**Your task:**
Quote every line below exactly as it reads.

[start Input material]

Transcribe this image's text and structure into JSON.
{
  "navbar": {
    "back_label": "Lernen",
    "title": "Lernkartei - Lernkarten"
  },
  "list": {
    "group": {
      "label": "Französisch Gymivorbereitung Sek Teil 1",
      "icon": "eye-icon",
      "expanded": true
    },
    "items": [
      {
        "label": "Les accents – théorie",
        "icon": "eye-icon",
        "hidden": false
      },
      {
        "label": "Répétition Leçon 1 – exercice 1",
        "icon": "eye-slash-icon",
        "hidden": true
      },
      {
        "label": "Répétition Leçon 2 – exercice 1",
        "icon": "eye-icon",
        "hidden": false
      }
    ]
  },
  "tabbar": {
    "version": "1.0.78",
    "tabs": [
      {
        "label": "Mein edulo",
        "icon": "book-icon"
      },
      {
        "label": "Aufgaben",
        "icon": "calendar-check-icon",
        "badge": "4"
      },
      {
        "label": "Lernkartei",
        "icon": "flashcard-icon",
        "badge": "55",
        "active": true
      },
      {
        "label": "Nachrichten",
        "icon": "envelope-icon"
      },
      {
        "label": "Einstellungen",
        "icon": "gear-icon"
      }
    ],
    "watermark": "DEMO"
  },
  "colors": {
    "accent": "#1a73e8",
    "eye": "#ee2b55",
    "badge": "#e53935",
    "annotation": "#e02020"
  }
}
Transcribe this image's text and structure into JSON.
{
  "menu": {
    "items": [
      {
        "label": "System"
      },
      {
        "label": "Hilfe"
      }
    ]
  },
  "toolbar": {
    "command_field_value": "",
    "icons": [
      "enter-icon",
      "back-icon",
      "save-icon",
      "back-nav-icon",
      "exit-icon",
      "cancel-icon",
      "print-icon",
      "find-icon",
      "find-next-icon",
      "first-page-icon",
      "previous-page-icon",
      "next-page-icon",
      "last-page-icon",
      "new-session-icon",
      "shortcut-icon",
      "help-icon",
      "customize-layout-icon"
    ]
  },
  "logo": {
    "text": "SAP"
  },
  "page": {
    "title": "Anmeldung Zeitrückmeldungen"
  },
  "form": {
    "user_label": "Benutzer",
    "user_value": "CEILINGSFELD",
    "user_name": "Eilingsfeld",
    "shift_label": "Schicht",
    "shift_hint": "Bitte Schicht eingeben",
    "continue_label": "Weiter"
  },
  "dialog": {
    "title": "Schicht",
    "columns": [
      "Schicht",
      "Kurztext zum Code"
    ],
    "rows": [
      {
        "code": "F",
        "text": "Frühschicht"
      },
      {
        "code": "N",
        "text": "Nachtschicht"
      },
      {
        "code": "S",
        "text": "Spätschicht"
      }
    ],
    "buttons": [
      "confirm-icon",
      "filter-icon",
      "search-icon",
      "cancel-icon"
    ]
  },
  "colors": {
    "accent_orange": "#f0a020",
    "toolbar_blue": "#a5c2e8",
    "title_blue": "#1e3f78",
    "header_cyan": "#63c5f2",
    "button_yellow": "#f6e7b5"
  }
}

[end Input material]

**Task output:**
Transcribe this image's text and structure into JSON.
{
  "navbar": {
    "back_label": "Lernen",
    "title": "Lernkartei - Lernkarten"
  },
  "list": {
    "group": {
      "label": "Französisch Gymivorbereitung Sek Teil 1",
      "icon": "eye-icon",
      "expanded": true
    },
    "items": [
      {
        "label": "Les accents – théorie",
        "icon": "eye-icon",
        "hidden": false
      },
      {
        "label": "Répétition Leçon 1 – exercice 1",
        "icon": "eye-slash-icon",
        "hidden": true
      },
      {
        "label": "Répétition Leçon 2 – exercice 1",
        "icon": "eye-icon",
        "hidden": false
      }
    ]
  },
  "tabbar": {
    "version": "1.0.78",
    "tabs": [
      {
        "label": "Mein edulo",
        "icon": "book-icon"
      },
      {
        "label": "Aufgaben",
        "icon": "calendar-check-icon",
        "badge": "4"
      },
      {
        "label": "Lernkartei",
        "icon": "flashcard-icon",
        "badge": "55",
        "active": true
      },
      {
        "label": "Nachrichten",
        "icon": "envelope-icon"
      },
      {
        "label": "Einstellungen",
        "icon": "gear-icon"
      }
    ],
    "watermark": "DEMO"
  },
  "colors": {
    "accent": "#1a73e8",
    "eye": "#ee2b55",
    "badge": "#e53935",
    "annotation": "#e02020"
  }
}
Transcribe this image's text and structure into JSON.
{
  "menu": {
    "items": [
      {
        "label": "System"
      },
      {
        "label": "Hilfe"
      }
    ]
  },
  "toolbar": {
    "command_field_value": "",
    "icons": [
      "enter-icon",
      "back-icon",
      "save-icon",
      "back-nav-icon",
      "exit-icon",
      "cancel-icon",
      "print-icon",
      "find-icon",
      "find-next-icon",
      "first-page-icon",
      "previous-page-icon",
      "next-page-icon",
      "last-page-icon",
      "new-session-icon",
      "shortcut-icon",
      "help-icon",
      "customize-layout-icon"
    ]
  },
  "logo": {
    "text": "SAP"
  },
  "page": {
    "title": "Anmeldung Zeitrückmeldungen"
  },
  "form": {
    "user_label": "Benutzer",
    "user_value": "CEILINGSFELD",
    "user_name": "Eilingsfeld",
    "shift_label": "Schicht",
    "shift_hint": "Bitte Schicht eingeben",
    "continue_label": "Weiter"
  },
  "dialog": {
    "title": "Schicht",
    "columns": [
      "Schicht",
      "Kurztext zum Code"
    ],
    "rows": [
      {
        "code": "F",
        "text": "Frühschicht"
      },
      {
        "code": "N",
        "text": "Nachtschicht"
      },
      {
        "code": "S",
        "text": "Spätschicht"
      }
    ],
    "buttons": [
      "confirm-icon",
      "filter-icon",
      "search-icon",
      "cancel-icon"
    ]
  },
  "colors": {
    "accent_orange": "#f0a020",
    "toolbar_blue": "#a5c2e8",
    "title_blue": "#1e3f78",
    "header_cyan": "#63c5f2",
    "button_yellow": "#f6e7b5"
  }
}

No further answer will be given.